TEXT ▸
▼

Blasts a 'deep, painful wound'
2005-11-11 13:15
Nathaniel Harrison
Amman - United Nations chief Kofi Annan was headed to Amman on Friday as Jordanians mourned victims of deadly attacks on three luxury hotels claimed by al-Qaeda which jolted one of Washington's staunchest Middle East allies.
Jordanian authorities were hunting down the perpetrators of Wednesday's suicide carnage, which devastated a kingdom regarded as one of the safest nations in the volatile region.
The death toll rose to 57 after renowned Hollywood film director Mustafa Akkad, a Syrian and United States national, died of injuries sustained in one of the hotel blasts, a family friend said.
More than 100 were hurt in the attacks, which targeted three luxury hotels frequented by foreign residents and Westerners travelling to neighbouring Iraq.
Blasts condemned
Mourners held special prayers for the dead at Husseini mosque in the capital to be followed by a protest march organised by Jordanian opposition parties and trade unions.
The blasts, the first suicide attacks on Jordanian territory, shattered the notion that Jordan might be invincible to terror strikes by opponents of the United States military campaign in Iraq.
The United Nations security council condemned the bombings "in the strongest possible terms". US secretary of state Condoleezza Rice, currently in Iraq on a regional tour, said she too was ready to come to Jordan if she could be of assistance.

▲

WHAT TO DO ▸ Continue the news report on the Amman hotel bombings from the point where it stops. The listing has no connection to the news report on the Amman hotel bombings.

(Stored data entries)
▼

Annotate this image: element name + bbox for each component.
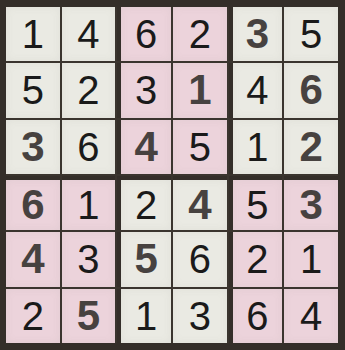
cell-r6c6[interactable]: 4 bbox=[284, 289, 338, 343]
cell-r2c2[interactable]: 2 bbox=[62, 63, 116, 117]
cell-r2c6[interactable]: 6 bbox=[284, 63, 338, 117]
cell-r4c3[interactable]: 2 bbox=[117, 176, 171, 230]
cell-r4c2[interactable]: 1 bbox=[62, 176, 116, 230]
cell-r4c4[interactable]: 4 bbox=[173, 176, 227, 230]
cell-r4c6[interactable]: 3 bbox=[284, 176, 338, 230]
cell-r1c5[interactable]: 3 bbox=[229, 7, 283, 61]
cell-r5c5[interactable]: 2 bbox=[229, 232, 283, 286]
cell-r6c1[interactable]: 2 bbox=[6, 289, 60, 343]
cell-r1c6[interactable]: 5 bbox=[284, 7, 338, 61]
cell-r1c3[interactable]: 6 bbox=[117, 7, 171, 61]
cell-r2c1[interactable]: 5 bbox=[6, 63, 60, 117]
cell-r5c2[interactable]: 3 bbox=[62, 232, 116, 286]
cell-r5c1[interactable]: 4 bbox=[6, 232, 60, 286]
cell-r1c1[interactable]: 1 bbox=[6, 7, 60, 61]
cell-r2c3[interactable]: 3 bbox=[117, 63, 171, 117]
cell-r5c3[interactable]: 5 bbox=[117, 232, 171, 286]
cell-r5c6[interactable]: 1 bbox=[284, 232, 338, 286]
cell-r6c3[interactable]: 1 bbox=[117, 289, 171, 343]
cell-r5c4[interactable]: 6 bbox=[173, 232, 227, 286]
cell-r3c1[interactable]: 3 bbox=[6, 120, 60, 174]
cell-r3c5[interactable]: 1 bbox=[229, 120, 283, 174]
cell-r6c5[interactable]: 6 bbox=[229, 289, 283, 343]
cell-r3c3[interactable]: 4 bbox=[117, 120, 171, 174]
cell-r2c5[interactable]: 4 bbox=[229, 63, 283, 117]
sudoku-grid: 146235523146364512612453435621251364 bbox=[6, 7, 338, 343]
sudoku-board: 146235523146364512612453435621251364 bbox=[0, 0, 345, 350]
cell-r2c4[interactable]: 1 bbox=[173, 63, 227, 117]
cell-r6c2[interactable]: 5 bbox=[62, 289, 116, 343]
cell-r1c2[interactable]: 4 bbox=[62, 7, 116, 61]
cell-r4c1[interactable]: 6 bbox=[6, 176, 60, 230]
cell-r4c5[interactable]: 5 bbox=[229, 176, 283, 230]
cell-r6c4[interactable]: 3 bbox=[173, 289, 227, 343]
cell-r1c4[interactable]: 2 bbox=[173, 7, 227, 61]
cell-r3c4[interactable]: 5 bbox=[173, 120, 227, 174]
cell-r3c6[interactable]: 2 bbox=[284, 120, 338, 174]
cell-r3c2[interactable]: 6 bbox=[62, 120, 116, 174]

▲

TASK RESULT ▸
In Washington a US intelligence official said the claim of responsibility by al-Qaeda's Baraibn al-Malik Brigade was the strongest indication yet that Abu Musab al-Zarqawi, the Jordanian-born al-Qaeda leader in Iraq, is using Iraq as a base from which to expand his operations in the region.
Jordan will not be blackmailed
King Abdullah 2 vowed to catch those behind the bombings and said his country, only the second Arab nation to have signed a peace treaty with Israel, would not be "blackmailed" into changing its policies.
Deputy Prime Minister Marwan Moasher said Zarqawi was "certainly the prime suspect" and remains of the three bombers had been found but not yet identified.
Al-Dustur newspaper reported that the bomb at the Hyatt hotel appeared to have been homemade, packed with metallic pieces to ensure it did the greatest harm, and added that a leg of one of the bombers had been recovered.
Deep wound
President George W Bush and the British presidency of the European Union have expressed their horror at the bombing.
One bomber blew himself up in a ballroom as a wedding party was in full swing, killing the fathers of the bride and the groom and causing panic among the revellers.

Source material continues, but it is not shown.